◆ What the task requires:
Extract all lines from the data beneath that include the word "color".

◇ ◇ ◇ ◇ ◇ ◇ ◇

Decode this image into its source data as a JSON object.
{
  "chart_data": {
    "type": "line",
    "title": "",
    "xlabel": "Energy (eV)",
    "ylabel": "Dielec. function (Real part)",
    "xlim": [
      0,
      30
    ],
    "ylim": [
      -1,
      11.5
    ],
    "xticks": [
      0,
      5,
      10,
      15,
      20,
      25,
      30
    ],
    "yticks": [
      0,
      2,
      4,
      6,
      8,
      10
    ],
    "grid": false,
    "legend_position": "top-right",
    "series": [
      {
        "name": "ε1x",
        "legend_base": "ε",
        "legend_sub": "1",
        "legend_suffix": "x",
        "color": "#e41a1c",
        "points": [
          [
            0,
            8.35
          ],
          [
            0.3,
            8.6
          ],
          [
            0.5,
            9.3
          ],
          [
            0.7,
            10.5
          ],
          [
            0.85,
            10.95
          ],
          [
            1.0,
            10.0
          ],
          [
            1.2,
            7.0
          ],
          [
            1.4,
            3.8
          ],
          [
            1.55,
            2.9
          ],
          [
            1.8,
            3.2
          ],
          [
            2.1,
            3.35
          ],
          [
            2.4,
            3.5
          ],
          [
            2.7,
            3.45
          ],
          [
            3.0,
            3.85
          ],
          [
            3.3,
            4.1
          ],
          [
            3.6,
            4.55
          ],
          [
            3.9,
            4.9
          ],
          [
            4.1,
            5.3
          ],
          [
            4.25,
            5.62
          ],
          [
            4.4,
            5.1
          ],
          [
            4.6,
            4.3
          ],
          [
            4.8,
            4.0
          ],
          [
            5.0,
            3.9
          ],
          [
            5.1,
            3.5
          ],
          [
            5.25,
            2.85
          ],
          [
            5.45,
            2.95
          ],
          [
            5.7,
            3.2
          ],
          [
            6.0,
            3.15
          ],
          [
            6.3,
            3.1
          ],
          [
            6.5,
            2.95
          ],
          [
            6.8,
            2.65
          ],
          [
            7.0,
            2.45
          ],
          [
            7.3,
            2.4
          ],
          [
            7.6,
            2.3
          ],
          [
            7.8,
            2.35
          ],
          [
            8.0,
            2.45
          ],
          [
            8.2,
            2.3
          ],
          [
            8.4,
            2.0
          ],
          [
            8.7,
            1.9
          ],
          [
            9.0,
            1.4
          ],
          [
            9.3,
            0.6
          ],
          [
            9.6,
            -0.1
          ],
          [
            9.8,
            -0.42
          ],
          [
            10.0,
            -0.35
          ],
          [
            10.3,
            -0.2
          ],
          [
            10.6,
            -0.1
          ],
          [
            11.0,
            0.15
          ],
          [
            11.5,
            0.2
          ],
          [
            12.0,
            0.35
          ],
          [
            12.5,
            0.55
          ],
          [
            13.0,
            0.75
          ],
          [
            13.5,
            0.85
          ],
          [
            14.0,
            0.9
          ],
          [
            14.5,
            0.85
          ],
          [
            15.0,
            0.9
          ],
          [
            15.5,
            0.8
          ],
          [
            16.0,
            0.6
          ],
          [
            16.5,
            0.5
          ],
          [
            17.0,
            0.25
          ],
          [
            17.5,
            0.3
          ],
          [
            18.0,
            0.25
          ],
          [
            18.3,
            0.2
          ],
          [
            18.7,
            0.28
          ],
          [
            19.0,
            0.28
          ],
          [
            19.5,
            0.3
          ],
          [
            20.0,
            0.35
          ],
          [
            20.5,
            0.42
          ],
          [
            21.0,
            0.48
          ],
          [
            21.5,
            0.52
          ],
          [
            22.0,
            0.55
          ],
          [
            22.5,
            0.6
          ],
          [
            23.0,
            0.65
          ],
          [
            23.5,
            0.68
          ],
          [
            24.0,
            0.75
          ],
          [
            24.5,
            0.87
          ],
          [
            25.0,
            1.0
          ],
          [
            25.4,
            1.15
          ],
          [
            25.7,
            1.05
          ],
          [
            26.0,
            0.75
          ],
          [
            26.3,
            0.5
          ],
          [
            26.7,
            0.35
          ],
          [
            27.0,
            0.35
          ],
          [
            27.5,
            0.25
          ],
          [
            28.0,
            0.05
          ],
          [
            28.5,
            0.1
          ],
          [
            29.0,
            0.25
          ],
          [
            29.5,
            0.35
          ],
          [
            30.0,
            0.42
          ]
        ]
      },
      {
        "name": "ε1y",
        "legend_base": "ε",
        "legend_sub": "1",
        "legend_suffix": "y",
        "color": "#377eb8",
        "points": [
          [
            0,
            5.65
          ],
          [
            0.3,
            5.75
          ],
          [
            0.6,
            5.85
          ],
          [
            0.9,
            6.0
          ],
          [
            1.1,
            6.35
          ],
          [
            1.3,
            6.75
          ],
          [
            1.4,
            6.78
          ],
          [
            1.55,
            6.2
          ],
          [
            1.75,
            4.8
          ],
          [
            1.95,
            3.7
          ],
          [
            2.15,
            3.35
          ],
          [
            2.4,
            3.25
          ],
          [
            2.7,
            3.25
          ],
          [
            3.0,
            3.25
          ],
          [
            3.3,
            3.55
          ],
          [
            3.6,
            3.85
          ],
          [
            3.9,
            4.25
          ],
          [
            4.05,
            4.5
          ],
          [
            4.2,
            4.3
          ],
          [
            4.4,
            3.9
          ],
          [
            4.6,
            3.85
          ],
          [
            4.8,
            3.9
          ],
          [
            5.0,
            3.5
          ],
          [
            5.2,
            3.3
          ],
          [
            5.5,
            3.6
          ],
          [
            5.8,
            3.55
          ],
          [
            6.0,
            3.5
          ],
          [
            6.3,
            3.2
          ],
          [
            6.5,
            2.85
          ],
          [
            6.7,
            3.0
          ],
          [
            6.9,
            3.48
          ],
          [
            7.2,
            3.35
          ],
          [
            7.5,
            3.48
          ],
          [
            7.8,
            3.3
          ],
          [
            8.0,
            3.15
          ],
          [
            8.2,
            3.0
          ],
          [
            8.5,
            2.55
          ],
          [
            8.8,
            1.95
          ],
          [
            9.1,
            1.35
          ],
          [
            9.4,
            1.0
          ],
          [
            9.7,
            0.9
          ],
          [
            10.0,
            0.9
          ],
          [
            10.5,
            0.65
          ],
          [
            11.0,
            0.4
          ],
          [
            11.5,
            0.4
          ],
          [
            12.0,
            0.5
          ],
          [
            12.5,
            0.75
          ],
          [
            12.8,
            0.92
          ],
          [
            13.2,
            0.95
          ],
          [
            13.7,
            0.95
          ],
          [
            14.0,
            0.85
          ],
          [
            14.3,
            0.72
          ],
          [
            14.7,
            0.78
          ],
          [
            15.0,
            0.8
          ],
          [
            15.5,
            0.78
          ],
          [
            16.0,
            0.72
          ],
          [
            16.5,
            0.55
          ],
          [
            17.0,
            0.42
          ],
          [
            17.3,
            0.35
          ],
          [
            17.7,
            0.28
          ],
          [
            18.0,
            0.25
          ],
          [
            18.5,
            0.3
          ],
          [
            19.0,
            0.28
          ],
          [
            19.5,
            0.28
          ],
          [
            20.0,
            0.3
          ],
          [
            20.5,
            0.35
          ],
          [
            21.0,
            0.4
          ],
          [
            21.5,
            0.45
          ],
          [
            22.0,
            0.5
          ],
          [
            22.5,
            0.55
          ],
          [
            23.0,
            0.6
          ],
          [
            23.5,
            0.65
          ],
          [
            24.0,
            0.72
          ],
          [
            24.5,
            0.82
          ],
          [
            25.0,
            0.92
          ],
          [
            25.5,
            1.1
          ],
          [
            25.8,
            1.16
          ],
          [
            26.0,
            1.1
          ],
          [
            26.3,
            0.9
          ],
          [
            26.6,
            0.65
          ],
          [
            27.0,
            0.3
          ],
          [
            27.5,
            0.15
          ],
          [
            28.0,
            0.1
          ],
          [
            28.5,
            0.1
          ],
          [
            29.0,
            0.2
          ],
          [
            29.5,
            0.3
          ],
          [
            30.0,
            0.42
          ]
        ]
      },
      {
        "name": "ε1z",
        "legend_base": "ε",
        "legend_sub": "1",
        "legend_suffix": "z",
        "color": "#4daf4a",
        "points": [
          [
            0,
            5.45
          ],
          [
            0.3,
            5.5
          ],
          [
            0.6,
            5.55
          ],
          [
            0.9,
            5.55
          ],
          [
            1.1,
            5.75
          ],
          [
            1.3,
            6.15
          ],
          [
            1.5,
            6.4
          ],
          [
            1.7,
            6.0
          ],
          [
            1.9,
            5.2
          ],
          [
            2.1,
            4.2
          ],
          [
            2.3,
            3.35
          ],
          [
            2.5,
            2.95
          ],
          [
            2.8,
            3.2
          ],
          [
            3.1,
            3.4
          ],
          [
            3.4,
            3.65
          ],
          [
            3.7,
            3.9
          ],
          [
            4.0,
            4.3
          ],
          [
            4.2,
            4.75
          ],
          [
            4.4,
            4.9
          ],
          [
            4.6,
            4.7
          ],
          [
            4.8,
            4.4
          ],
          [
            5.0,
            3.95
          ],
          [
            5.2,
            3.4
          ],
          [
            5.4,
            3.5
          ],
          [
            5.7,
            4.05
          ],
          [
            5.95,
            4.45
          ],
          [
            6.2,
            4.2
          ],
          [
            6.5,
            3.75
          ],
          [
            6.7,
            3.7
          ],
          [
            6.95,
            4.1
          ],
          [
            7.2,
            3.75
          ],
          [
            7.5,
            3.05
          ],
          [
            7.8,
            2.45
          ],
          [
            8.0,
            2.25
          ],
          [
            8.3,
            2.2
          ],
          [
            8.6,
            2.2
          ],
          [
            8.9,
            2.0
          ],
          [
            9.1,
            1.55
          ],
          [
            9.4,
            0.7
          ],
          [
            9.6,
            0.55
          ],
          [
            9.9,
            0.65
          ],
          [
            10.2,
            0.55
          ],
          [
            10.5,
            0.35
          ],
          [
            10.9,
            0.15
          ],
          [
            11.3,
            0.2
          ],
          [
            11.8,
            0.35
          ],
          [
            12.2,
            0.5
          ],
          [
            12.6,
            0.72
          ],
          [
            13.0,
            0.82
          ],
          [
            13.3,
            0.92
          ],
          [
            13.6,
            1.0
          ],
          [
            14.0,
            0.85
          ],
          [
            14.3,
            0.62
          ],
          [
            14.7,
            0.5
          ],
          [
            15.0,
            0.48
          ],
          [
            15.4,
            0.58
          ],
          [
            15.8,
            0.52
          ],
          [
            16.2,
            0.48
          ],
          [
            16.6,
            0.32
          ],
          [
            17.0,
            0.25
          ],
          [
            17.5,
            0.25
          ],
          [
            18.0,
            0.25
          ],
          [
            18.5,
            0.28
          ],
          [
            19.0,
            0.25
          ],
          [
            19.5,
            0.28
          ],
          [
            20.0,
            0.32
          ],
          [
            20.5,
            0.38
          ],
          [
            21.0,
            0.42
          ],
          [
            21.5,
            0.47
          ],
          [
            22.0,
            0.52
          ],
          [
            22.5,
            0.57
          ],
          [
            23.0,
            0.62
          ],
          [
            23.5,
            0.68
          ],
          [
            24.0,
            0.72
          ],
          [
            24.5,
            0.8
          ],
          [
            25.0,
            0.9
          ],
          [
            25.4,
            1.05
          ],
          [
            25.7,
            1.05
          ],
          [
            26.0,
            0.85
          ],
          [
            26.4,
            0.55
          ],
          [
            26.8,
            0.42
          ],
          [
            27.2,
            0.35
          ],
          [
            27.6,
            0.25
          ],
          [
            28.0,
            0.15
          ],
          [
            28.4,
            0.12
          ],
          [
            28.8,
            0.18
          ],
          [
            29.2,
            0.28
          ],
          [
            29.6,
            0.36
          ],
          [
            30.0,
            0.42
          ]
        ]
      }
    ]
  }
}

◇ ◇ ◇ ◇ ◇ ◇ ◇

◆ Response below:
        "color": "#e41a1c",
        "color": "#377eb8",
        "color": "#4daf4a",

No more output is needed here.